▶ [DATASET ENTRIES]
***

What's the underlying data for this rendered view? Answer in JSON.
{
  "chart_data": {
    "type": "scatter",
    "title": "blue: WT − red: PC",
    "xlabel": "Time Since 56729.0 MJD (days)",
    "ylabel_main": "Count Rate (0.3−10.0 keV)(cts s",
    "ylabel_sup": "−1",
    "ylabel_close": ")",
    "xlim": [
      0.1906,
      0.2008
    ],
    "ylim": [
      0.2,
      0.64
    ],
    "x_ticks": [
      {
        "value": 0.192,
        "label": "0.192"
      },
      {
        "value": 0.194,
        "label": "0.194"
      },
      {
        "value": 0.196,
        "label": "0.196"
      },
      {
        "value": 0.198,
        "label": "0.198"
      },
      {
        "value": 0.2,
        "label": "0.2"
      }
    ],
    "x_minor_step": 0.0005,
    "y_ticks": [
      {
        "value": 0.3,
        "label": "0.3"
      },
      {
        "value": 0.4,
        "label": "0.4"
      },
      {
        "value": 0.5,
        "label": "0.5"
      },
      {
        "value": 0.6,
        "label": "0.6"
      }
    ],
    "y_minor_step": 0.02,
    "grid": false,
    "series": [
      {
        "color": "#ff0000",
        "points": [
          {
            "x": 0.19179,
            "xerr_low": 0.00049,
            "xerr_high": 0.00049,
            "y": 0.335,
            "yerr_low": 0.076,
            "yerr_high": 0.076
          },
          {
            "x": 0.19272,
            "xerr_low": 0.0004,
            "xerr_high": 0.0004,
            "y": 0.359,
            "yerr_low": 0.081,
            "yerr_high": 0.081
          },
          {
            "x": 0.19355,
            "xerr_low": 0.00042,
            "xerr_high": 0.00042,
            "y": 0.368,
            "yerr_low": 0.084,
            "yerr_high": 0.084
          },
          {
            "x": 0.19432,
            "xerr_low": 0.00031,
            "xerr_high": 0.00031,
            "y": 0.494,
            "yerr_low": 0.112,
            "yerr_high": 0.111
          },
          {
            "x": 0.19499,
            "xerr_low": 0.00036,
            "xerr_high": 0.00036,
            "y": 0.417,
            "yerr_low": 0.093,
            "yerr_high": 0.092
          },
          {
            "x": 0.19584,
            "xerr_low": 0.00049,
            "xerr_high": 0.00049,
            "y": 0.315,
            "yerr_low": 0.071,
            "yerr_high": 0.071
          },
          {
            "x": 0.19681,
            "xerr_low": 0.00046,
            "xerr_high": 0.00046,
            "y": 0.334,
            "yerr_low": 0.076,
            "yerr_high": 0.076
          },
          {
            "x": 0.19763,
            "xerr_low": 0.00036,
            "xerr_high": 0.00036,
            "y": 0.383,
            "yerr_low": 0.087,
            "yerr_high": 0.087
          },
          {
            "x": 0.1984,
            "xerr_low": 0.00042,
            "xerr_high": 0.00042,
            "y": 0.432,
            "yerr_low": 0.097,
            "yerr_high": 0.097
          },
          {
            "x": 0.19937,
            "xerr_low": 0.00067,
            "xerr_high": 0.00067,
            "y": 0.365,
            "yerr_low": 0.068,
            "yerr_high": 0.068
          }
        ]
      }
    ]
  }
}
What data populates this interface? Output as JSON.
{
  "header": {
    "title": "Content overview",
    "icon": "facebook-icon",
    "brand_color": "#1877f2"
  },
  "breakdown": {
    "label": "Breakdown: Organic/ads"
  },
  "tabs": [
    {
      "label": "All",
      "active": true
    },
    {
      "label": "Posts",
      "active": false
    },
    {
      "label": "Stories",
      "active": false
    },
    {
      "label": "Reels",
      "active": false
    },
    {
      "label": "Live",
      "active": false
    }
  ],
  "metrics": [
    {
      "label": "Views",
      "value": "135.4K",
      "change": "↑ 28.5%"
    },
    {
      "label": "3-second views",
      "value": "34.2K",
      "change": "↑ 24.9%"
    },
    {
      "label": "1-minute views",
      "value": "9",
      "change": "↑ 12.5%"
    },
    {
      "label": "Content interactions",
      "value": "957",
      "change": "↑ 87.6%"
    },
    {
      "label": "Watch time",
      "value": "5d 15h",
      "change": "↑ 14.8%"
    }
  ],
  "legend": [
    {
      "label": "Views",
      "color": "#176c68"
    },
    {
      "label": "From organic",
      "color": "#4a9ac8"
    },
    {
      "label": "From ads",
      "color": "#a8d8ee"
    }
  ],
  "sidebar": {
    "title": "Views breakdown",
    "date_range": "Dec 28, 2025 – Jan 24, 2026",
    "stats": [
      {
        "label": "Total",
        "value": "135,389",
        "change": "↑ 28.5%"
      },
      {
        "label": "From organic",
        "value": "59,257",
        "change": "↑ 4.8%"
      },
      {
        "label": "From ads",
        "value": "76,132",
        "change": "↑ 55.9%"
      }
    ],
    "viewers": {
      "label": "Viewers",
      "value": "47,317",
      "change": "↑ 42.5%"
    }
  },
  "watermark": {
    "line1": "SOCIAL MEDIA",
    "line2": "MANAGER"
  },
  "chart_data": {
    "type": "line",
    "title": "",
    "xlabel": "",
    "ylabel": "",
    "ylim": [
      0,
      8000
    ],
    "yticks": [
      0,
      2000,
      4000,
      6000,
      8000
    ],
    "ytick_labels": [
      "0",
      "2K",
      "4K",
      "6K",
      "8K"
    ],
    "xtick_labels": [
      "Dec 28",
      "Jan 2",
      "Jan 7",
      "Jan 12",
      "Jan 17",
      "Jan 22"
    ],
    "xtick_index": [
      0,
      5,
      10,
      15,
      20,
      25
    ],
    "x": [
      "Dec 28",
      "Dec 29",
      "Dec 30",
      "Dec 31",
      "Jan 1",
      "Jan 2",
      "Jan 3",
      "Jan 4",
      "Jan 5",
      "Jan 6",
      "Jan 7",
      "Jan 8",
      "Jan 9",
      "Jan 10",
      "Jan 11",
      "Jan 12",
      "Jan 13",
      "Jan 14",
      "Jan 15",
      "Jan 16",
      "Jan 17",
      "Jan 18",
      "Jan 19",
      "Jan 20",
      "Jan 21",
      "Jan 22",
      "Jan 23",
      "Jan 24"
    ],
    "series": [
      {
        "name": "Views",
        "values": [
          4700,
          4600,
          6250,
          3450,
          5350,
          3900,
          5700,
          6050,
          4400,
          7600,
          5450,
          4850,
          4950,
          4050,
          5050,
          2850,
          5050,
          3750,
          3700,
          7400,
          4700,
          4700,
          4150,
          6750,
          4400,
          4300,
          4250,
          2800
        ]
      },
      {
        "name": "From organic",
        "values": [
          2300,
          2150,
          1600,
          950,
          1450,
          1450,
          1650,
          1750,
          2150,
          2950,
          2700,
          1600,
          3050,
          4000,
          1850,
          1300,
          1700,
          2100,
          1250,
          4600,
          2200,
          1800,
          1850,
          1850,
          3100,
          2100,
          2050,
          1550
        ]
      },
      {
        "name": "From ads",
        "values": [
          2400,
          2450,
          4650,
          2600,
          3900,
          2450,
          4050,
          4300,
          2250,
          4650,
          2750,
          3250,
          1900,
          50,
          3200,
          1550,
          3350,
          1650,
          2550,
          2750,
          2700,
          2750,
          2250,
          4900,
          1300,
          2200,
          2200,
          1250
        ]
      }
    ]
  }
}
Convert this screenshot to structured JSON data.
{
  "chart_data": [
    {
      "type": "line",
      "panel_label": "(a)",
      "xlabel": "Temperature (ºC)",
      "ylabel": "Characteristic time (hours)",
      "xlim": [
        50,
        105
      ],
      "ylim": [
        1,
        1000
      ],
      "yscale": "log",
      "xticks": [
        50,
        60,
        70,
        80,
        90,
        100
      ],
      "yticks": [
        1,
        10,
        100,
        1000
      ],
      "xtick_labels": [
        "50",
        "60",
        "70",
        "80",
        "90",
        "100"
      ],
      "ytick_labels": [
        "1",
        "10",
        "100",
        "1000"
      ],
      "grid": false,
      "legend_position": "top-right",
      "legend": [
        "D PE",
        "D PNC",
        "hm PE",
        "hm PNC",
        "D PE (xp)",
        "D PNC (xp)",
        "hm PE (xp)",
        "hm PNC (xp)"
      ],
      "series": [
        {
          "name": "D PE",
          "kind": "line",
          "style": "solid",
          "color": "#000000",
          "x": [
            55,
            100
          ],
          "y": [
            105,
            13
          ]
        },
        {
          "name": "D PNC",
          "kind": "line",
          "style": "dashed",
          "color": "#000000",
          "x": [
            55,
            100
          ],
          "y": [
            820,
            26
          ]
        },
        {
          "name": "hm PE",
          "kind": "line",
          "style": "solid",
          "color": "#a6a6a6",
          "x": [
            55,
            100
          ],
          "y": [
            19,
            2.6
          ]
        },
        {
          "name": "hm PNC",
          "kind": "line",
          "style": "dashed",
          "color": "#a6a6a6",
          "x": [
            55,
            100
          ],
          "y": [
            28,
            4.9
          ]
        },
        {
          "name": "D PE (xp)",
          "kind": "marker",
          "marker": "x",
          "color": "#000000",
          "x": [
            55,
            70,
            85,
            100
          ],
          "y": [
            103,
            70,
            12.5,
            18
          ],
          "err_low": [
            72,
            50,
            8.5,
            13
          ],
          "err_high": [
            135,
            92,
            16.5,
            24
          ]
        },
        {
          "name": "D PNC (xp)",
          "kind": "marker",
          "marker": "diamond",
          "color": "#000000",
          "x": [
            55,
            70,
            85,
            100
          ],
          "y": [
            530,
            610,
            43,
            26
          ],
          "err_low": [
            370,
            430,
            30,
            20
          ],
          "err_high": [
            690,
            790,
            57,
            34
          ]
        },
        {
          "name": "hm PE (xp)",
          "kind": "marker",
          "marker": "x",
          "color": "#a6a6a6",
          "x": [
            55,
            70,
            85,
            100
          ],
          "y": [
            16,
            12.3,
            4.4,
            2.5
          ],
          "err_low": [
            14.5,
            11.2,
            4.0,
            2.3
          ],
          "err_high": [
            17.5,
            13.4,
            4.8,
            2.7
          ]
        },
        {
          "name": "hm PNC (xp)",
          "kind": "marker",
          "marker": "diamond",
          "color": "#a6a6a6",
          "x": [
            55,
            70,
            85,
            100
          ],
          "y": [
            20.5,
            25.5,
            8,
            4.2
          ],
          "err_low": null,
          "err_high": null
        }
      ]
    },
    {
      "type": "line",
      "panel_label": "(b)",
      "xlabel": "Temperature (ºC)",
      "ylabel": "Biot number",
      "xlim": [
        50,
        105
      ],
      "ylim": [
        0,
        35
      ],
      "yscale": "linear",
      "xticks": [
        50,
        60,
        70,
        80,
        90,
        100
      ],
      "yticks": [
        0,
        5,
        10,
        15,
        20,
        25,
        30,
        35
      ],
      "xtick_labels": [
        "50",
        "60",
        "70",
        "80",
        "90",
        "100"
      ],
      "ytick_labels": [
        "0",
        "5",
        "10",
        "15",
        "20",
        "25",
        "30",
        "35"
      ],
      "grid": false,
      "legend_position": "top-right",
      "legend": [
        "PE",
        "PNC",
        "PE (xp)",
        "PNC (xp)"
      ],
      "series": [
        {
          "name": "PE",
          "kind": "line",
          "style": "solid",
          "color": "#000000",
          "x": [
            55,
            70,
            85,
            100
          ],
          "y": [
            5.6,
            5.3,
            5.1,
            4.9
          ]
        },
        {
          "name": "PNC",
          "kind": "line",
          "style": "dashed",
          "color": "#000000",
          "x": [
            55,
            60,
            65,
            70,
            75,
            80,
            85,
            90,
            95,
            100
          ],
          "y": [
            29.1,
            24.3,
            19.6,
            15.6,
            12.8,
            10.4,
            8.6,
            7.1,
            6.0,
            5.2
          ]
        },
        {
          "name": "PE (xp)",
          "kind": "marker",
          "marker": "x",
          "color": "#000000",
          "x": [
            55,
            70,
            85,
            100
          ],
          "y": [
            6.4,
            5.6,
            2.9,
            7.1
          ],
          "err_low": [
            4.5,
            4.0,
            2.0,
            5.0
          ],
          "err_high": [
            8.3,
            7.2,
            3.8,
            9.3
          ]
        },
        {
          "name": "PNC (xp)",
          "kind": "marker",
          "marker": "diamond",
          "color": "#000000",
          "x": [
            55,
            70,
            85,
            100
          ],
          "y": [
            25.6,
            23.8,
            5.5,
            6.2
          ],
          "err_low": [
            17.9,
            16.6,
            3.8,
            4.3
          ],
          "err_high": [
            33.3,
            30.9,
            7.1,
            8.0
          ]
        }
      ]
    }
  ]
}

***

▶ [SET PROBLEM] Gather each line that holds "type".

▶ [OUTPUT BELOW]
    "type": "scatter",
    "type": "line",
      "type": "line",
      "type": "line",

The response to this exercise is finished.